─── Input records ───

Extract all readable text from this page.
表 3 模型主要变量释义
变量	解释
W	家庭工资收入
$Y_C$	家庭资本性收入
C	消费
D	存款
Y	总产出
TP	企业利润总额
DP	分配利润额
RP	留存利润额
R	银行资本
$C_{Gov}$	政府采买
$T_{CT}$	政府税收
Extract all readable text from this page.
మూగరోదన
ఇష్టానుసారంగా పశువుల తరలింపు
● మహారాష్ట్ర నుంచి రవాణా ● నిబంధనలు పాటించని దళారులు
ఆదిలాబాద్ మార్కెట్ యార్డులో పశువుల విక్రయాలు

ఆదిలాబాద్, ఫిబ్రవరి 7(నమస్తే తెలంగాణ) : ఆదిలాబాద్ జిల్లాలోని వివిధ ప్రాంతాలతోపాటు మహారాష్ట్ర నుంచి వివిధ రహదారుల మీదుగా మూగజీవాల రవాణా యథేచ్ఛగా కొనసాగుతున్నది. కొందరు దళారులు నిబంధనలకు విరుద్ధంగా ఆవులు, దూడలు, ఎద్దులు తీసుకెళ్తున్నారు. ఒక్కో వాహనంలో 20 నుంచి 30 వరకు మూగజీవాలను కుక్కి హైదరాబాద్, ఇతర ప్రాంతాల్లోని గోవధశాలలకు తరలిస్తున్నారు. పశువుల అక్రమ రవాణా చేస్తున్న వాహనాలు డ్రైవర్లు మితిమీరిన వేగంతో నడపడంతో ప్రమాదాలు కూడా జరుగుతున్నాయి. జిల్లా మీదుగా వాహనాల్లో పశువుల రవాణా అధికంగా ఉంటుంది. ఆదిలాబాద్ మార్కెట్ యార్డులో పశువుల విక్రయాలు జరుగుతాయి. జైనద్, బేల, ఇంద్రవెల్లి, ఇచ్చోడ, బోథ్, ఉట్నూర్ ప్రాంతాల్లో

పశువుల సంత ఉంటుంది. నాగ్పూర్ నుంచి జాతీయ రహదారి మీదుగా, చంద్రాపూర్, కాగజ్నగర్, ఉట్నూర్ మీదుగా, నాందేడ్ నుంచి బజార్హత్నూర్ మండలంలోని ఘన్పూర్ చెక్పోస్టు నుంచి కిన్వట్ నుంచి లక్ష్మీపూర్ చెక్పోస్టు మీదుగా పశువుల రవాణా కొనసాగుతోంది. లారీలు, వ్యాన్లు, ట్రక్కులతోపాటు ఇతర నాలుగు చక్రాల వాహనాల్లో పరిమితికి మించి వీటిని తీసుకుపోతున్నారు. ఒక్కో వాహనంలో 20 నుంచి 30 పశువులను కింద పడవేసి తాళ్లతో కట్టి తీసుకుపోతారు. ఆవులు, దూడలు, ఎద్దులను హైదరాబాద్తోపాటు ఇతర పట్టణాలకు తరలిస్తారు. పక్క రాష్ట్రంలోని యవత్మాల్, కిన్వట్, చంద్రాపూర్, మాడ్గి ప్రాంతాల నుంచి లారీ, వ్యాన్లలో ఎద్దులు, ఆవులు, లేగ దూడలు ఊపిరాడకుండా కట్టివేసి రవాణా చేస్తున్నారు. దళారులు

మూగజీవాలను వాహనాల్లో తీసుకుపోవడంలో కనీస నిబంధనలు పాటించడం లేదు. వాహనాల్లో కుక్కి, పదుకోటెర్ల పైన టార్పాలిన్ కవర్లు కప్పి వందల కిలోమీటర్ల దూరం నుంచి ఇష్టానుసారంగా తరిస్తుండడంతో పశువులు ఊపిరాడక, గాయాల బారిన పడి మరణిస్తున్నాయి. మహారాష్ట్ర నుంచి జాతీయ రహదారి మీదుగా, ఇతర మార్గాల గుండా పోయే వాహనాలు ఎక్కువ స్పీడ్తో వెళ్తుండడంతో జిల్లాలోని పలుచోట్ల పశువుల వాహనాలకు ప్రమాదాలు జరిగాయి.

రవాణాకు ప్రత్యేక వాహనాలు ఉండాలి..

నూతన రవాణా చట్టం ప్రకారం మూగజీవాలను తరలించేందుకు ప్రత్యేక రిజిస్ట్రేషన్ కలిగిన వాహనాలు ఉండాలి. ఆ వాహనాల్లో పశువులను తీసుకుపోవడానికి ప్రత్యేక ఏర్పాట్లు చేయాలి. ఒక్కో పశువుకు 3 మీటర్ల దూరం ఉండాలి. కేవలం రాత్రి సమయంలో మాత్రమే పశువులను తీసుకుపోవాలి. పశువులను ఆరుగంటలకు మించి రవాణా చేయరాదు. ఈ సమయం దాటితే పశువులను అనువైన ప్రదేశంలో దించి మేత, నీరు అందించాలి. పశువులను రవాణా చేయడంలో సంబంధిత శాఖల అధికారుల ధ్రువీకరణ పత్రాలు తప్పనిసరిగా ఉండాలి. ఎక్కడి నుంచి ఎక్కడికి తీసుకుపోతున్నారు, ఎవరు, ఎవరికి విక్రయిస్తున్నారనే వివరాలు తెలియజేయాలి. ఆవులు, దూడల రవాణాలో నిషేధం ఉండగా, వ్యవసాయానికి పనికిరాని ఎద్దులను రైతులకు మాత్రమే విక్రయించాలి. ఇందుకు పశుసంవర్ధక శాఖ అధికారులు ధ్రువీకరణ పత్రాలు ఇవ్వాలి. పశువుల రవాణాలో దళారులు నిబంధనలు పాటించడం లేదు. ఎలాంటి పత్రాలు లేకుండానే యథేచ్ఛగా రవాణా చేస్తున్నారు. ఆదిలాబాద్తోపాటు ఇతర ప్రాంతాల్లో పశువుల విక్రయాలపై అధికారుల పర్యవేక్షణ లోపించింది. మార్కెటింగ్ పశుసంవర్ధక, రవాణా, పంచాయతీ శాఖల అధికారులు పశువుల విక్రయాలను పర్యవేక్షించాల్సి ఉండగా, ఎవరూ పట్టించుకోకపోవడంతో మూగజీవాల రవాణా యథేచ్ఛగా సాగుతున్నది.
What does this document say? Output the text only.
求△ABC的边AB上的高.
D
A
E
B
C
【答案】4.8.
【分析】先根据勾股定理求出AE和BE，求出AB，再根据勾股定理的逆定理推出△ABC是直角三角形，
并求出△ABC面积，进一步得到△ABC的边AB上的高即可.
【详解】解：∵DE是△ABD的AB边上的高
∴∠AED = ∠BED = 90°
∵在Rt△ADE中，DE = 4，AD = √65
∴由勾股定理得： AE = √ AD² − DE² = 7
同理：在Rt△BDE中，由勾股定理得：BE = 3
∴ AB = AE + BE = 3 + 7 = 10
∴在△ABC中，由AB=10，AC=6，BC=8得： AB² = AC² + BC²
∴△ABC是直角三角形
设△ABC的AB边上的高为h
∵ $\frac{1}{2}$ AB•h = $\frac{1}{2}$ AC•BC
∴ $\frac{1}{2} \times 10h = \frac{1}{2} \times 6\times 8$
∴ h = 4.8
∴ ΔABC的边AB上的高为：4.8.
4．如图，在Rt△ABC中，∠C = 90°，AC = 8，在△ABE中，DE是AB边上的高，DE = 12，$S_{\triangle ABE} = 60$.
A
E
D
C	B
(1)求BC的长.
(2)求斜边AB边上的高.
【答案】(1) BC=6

───

> [Work required] Count the lines of the data that contain the string "由勾股定理得", and reply with that number alone.

> [The solution] 2